*Task objective*
Quote all of the data exactly as given. Skip every picture it contains.
=====
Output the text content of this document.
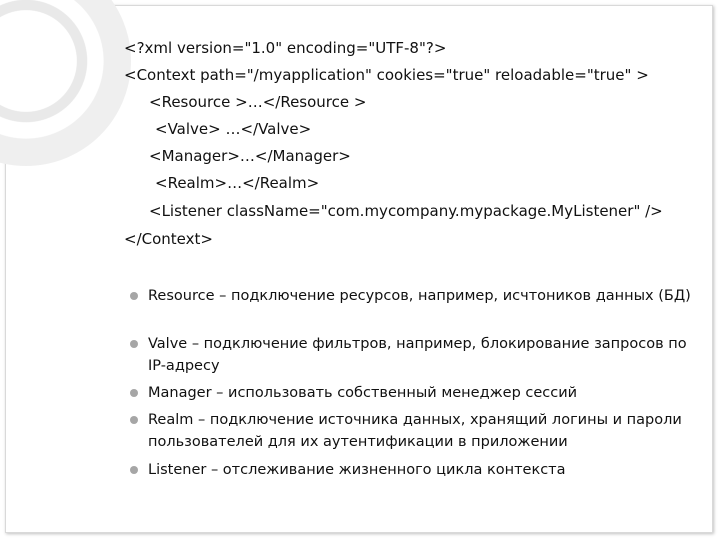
<?xml version="1.0" encoding="UTF-8"?>
<Context path="/myapplication" cookies="true" reloadable="true" >
<Resource >…</Resource >
<Valve> …</Valve>
<Manager>…</Manager>
<Realm>…</Realm>
<Listener className="com.mycompany.mypackage.MyListener" />
</Context>
Resource – подключение ресурсов, например, исчтоников данных (БД)
Valve – подключение фильтров, например, блокирование запросов по IP-адресу
Manager – использовать собственный менеджер сессий
Realm – подключение источника данных, хранящий логины и пароли пользователей для их аутентификации в приложении
Listener – отслеживание жизненного цикла контекста
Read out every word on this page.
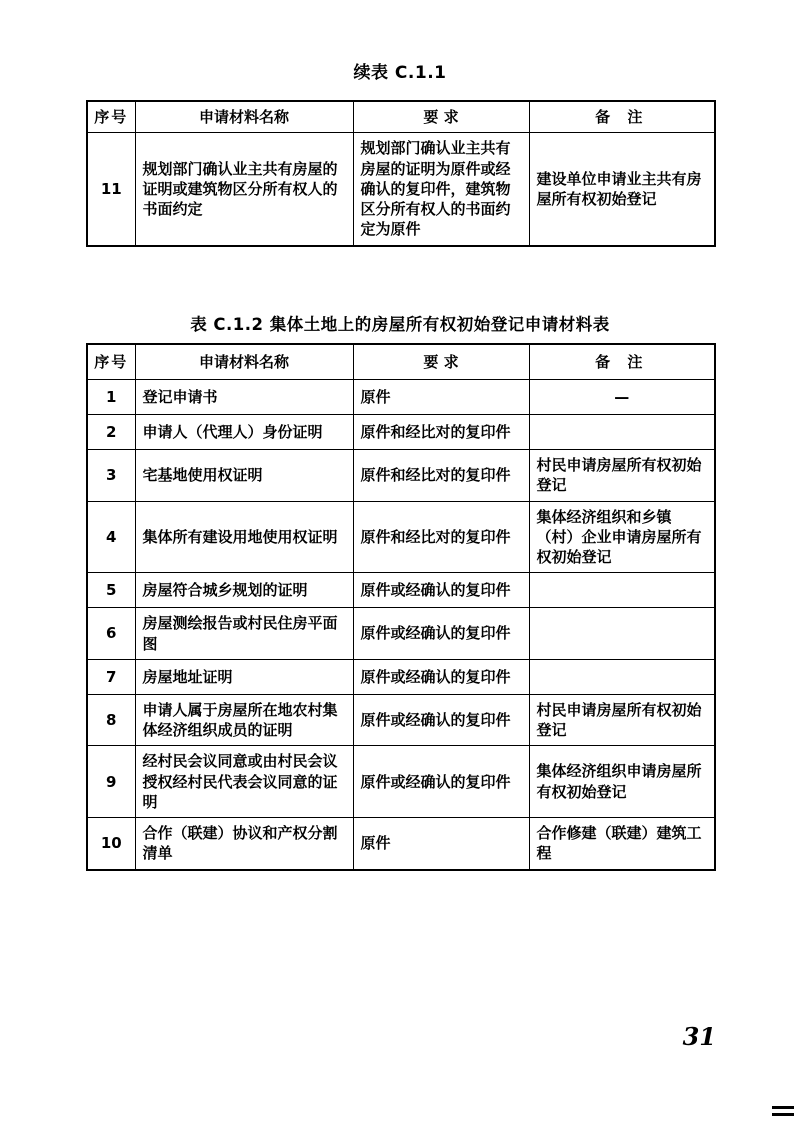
续表 C.1.1
序号	申请材料名称	要 求	备 注
11	规划部门确认业主共有房屋的证明或建筑物区分所有权人的书面约定	规划部门确认业主共有房屋的证明为原件或经确认的复印件，建筑物区分所有权人的书面约定为原件	建设单位申请业主共有房屋所有权初始登记
表 C.1.2 集体土地上的房屋所有权初始登记申请材料表
序号	申请材料名称	要 求	备 注
1	登记申请书	原件	—
2	申请人（代理人）身份证明	原件和经比对的复印件	
3	宅基地使用权证明	原件和经比对的复印件	村民申请房屋所有权初始登记
4	集体所有建设用地使用权证明	原件和经比对的复印件	集体经济组织和乡镇（村）企业申请房屋所有权初始登记
5	房屋符合城乡规划的证明	原件或经确认的复印件	
6	房屋测绘报告或村民住房平面图	原件或经确认的复印件	
7	房屋地址证明	原件或经确认的复印件	
8	申请人属于房屋所在地农村集体经济组织成员的证明	原件或经确认的复印件	村民申请房屋所有权初始登记
9	经村民会议同意或由村民会议授权经村民代表会议同意的证明	原件或经确认的复印件	集体经济组织申请房屋所有权初始登记
10	合作（联建）协议和产权分割清单	原件	合作修建（联建）建筑工程
31
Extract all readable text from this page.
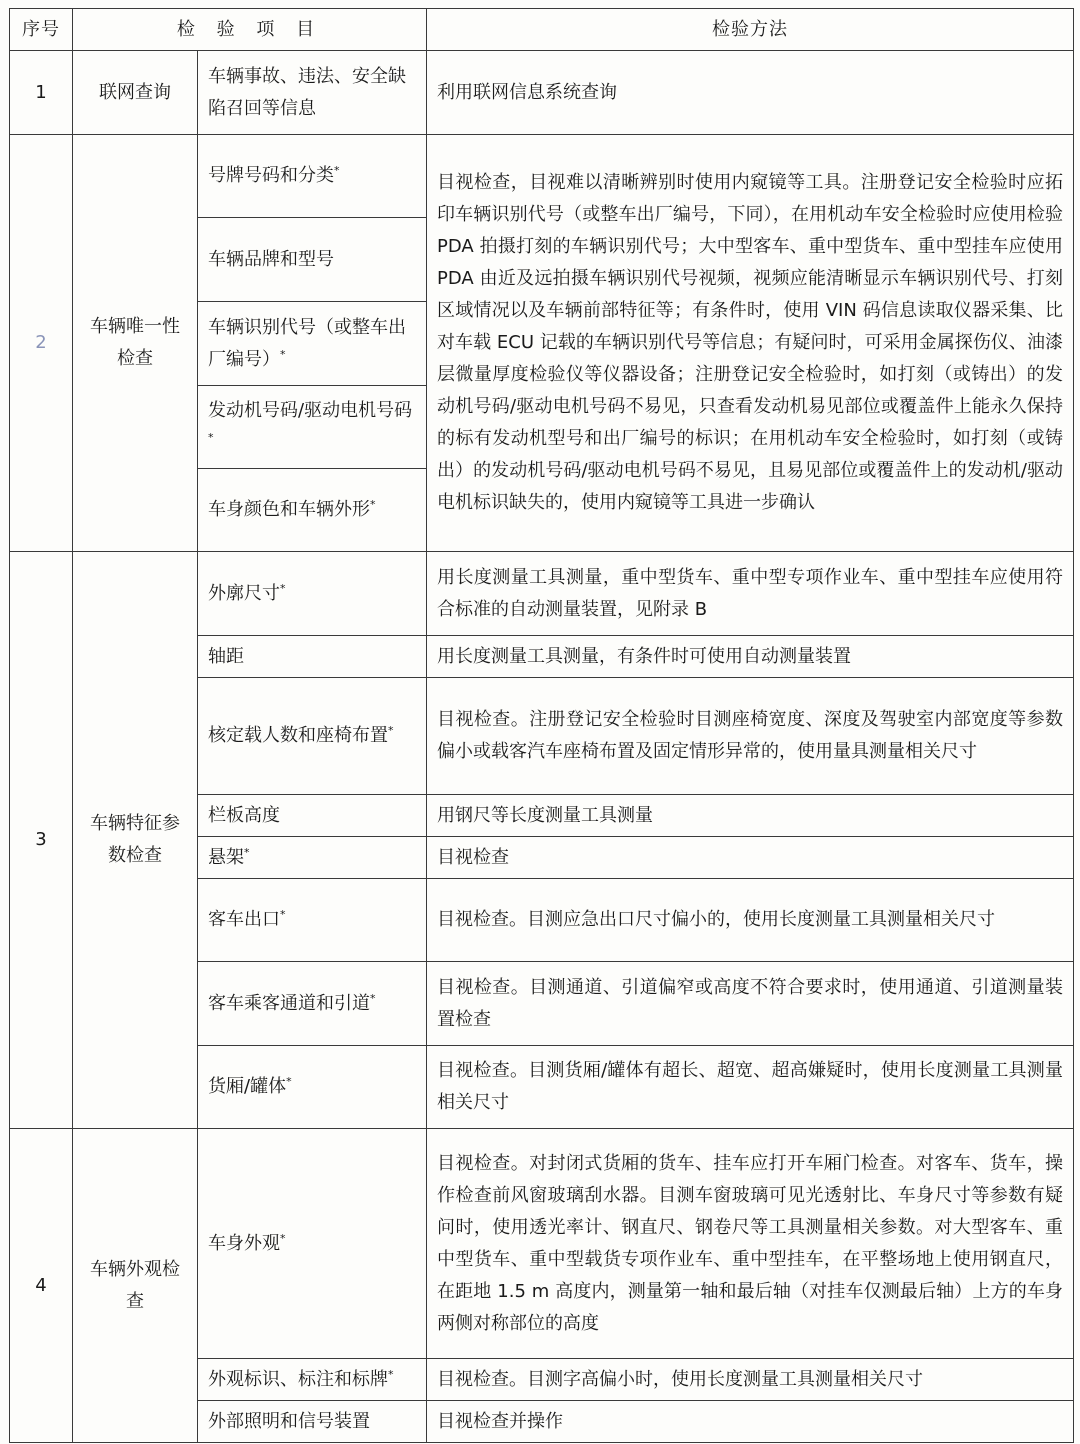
序号	检 验 项 目		检验方法
1	联网查询	车辆事故、违法、安全缺陷召回等信息	利用联网信息系统查询
2	车辆唯一性检查	号牌号码和分类*	目视检查，目视难以清晰辨别时使用内窥镜等工具。注册登记安全检验时应拓印车辆识别代号（或整车出厂编号，下同），在用机动车安全检验时应使用检验 PDA 拍摄打刻的车辆识别代号；大中型客车、重中型货车、重中型挂车应使用 PDA 由近及远拍摄车辆识别代号视频，视频应能清晰显示车辆识别代号、打刻区域情况以及车辆前部特征等；有条件时，使用 VIN 码信息读取仪器采集、比对车载 ECU 记载的车辆识别代号等信息；有疑问时，可采用金属探伤仪、油漆层微量厚度检验仪等仪器设备；注册登记安全检验时，如打刻（或铸出）的发动机号码/驱动电机号码不易见，只查看发动机易见部位或覆盖件上能永久保持的标有发动机型号和出厂编号的标识；在用机动车安全检验时，如打刻（或铸出）的发动机号码/驱动电机号码不易见，且易见部位或覆盖件上的发动机/驱动电机标识缺失的，使用内窥镜等工具进一步确认
		车辆品牌和型号	
		车辆识别代号（或整车出厂编号）*
		发动机号码/驱动电机号码*
		车身颜色和车辆外形*
3	车辆特征参数检查	外廓尺寸*	用长度测量工具测量，重中型货车、重中型专项作业车、重中型挂车应使用符合标准的自动测量装置，见附录 B
		轴距	用长度测量工具测量，有条件时可使用自动测量装置
		核定载人数和座椅布置*	目视检查。注册登记安全检验时目测座椅宽度、深度及驾驶室内部宽度等参数偏小或载客汽车座椅布置及固定情形异常的，使用量具测量相关尺寸
		栏板高度	用钢尺等长度测量工具测量
		悬架*	目视检查
		客车出口*	目视检查。目测应急出口尺寸偏小的，使用长度测量工具测量相关尺寸
		客车乘客通道和引道*	目视检查。目测通道、引道偏窄或高度不符合要求时，使用通道、引道测量装置检查
		货厢/罐体*	目视检查。目测货厢/罐体有超长、超宽、超高嫌疑时，使用长度测量工具测量相关尺寸
4	车辆外观检查	车身外观*	目视检查。对封闭式货厢的货车、挂车应打开车厢门检查。对客车、货车，操作检查前风窗玻璃刮水器。目测车窗玻璃可见光透射比、车身尺寸等参数有疑问时，使用透光率计、钢直尺、钢卷尺等工具测量相关参数。对大型客车、重中型货车、重中型载货专项作业车、重中型挂车，在平整场地上使用钢直尺，在距地 1.5 m 高度内，测量第一轴和最后轴（对挂车仅测最后轴）上方的车身两侧对称部位的高度
		外观标识、标注和标牌*	目视检查。目测字高偏小时，使用长度测量工具测量相关尺寸
		外部照明和信号装置	目视检查并操作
=====
*Exercise response*
Output the text content of this document.
<?xml version="1.0" encoding="UTF-8"?>
<Context path="/myapplication" cookies="true" reloadable="true" >
<Resource >…</Resource >
<Valve> …</Valve>
<Manager>…</Manager>
<Realm>…</Realm>
<Listener className="com.mycompany.mypackage.MyListener" />
</Context>
Resource – подключение ресурсов, например, исчтоников данных (БД)
Valve – подключение фильтров, например, блокирование запросов по IP-адресу
Manager – использовать собственный менеджер сессий
Realm – подключение источника данных, хранящий логины и пароли пользователей для их аутентификации в приложении
Listener – отслеживание жизненного цикла контекста
Read out every word on this page.
续表 C.1.1
序号	申请材料名称	要 求	备 注
11	规划部门确认业主共有房屋的证明或建筑物区分所有权人的书面约定	规划部门确认业主共有房屋的证明为原件或经确认的复印件，建筑物区分所有权人的书面约定为原件	建设单位申请业主共有房屋所有权初始登记
表 C.1.2 集体土地上的房屋所有权初始登记申请材料表
序号	申请材料名称	要 求	备 注
1	登记申请书	原件	—
2	申请人（代理人）身份证明	原件和经比对的复印件	
3	宅基地使用权证明	原件和经比对的复印件	村民申请房屋所有权初始登记
4	集体所有建设用地使用权证明	原件和经比对的复印件	集体经济组织和乡镇（村）企业申请房屋所有权初始登记
5	房屋符合城乡规划的证明	原件或经确认的复印件	
6	房屋测绘报告或村民住房平面图	原件或经确认的复印件	
7	房屋地址证明	原件或经确认的复印件	
8	申请人属于房屋所在地农村集体经济组织成员的证明	原件或经确认的复印件	村民申请房屋所有权初始登记
9	经村民会议同意或由村民会议授权经村民代表会议同意的证明	原件或经确认的复印件	集体经济组织申请房屋所有权初始登记
10	合作（联建）协议和产权分割清单	原件	合作修建（联建）建筑工程
31
Extract all readable text from this page.
序号	检 验 项 目		检验方法
1	联网查询	车辆事故、违法、安全缺陷召回等信息	利用联网信息系统查询
2	车辆唯一性检查	号牌号码和分类*	目视检查，目视难以清晰辨别时使用内窥镜等工具。注册登记安全检验时应拓印车辆识别代号（或整车出厂编号，下同），在用机动车安全检验时应使用检验 PDA 拍摄打刻的车辆识别代号；大中型客车、重中型货车、重中型挂车应使用 PDA 由近及远拍摄车辆识别代号视频，视频应能清晰显示车辆识别代号、打刻区域情况以及车辆前部特征等；有条件时，使用 VIN 码信息读取仪器采集、比对车载 ECU 记载的车辆识别代号等信息；有疑问时，可采用金属探伤仪、油漆层微量厚度检验仪等仪器设备；注册登记安全检验时，如打刻（或铸出）的发动机号码/驱动电机号码不易见，只查看发动机易见部位或覆盖件上能永久保持的标有发动机型号和出厂编号的标识；在用机动车安全检验时，如打刻（或铸出）的发动机号码/驱动电机号码不易见，且易见部位或覆盖件上的发动机/驱动电机标识缺失的，使用内窥镜等工具进一步确认
		车辆品牌和型号	
		车辆识别代号（或整车出厂编号）*
		发动机号码/驱动电机号码*
		车身颜色和车辆外形*
3	车辆特征参数检查	外廓尺寸*	用长度测量工具测量，重中型货车、重中型专项作业车、重中型挂车应使用符合标准的自动测量装置，见附录 B
		轴距	用长度测量工具测量，有条件时可使用自动测量装置
		核定载人数和座椅布置*	目视检查。注册登记安全检验时目测座椅宽度、深度及驾驶室内部宽度等参数偏小或载客汽车座椅布置及固定情形异常的，使用量具测量相关尺寸
		栏板高度	用钢尺等长度测量工具测量
		悬架*	目视检查
		客车出口*	目视检查。目测应急出口尺寸偏小的，使用长度测量工具测量相关尺寸
		客车乘客通道和引道*	目视检查。目测通道、引道偏窄或高度不符合要求时，使用通道、引道测量装置检查
		货厢/罐体*	目视检查。目测货厢/罐体有超长、超宽、超高嫌疑时，使用长度测量工具测量相关尺寸
4	车辆外观检查	车身外观*	目视检查。对封闭式货厢的货车、挂车应打开车厢门检查。对客车、货车，操作检查前风窗玻璃刮水器。目测车窗玻璃可见光透射比、车身尺寸等参数有疑问时，使用透光率计、钢直尺、钢卷尺等工具测量相关参数。对大型客车、重中型货车、重中型载货专项作业车、重中型挂车，在平整场地上使用钢直尺，在距地 1.5 m 高度内，测量第一轴和最后轴（对挂车仅测最后轴）上方的车身两侧对称部位的高度
		外观标识、标注和标牌*	目视检查。目测字高偏小时，使用长度测量工具测量相关尺寸
		外部照明和信号装置	目视检查并操作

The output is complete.